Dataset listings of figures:
------------------------

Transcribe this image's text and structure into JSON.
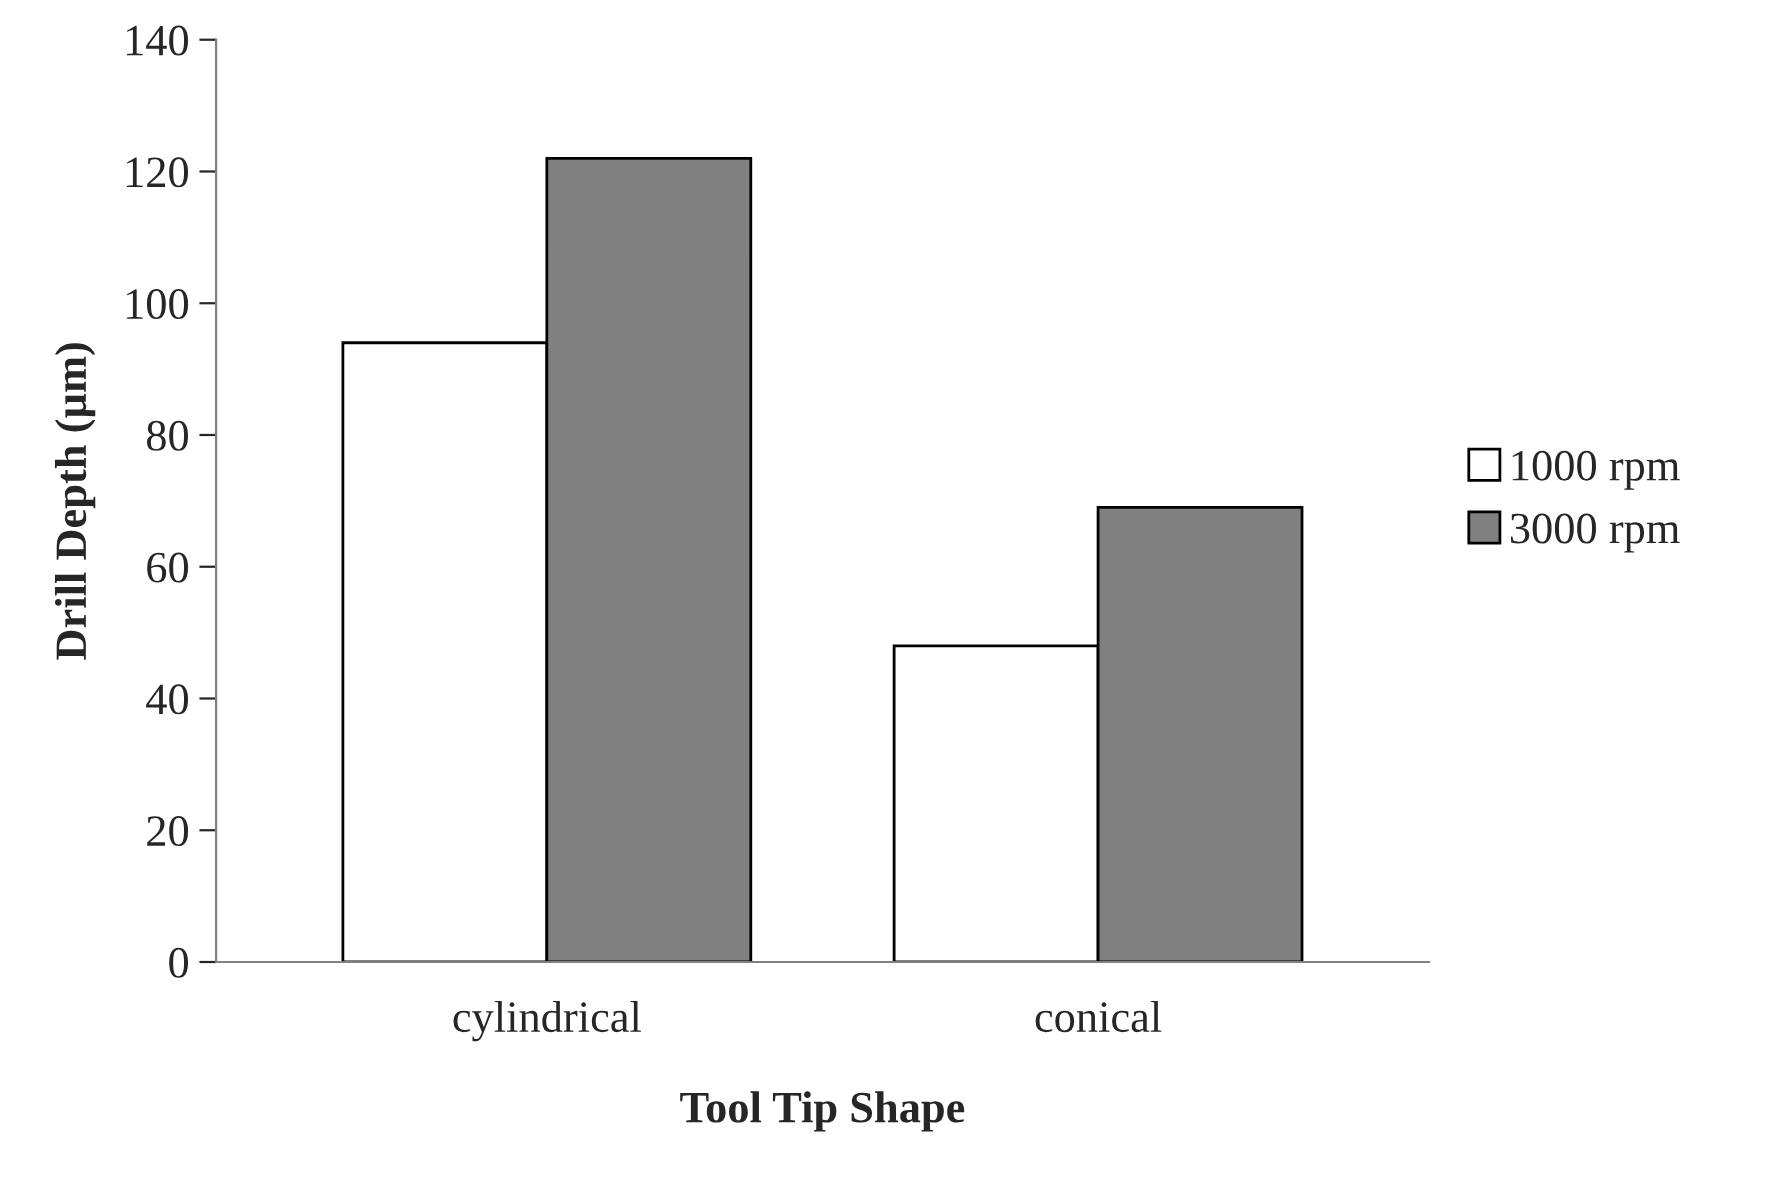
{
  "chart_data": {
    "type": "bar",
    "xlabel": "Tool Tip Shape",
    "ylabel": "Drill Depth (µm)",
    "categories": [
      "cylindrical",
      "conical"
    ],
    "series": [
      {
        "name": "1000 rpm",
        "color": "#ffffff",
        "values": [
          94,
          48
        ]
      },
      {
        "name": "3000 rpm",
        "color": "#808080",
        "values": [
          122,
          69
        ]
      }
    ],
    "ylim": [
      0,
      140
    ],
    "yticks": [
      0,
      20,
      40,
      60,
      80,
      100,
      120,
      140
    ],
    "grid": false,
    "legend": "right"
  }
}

------------------------

## Problem description:
Retype the records exactly. Any image in them should not appear in what you write.

## Expected output:
Transcribe this image's text and structure into JSON.
{
  "chart_data": {
    "type": "bar",
    "xlabel": "Tool Tip Shape",
    "ylabel": "Drill Depth (µm)",
    "categories": [
      "cylindrical",
      "conical"
    ],
    "series": [
      {
        "name": "1000 rpm",
        "color": "#ffffff",
        "values": [
          94,
          48
        ]
      },
      {
        "name": "3000 rpm",
        "color": "#808080",
        "values": [
          122,
          69
        ]
      }
    ],
    "ylim": [
      0,
      140
    ],
    "yticks": [
      0,
      20,
      40,
      60,
      80,
      100,
      120,
      140
    ],
    "grid": false,
    "legend": "right"
  }
}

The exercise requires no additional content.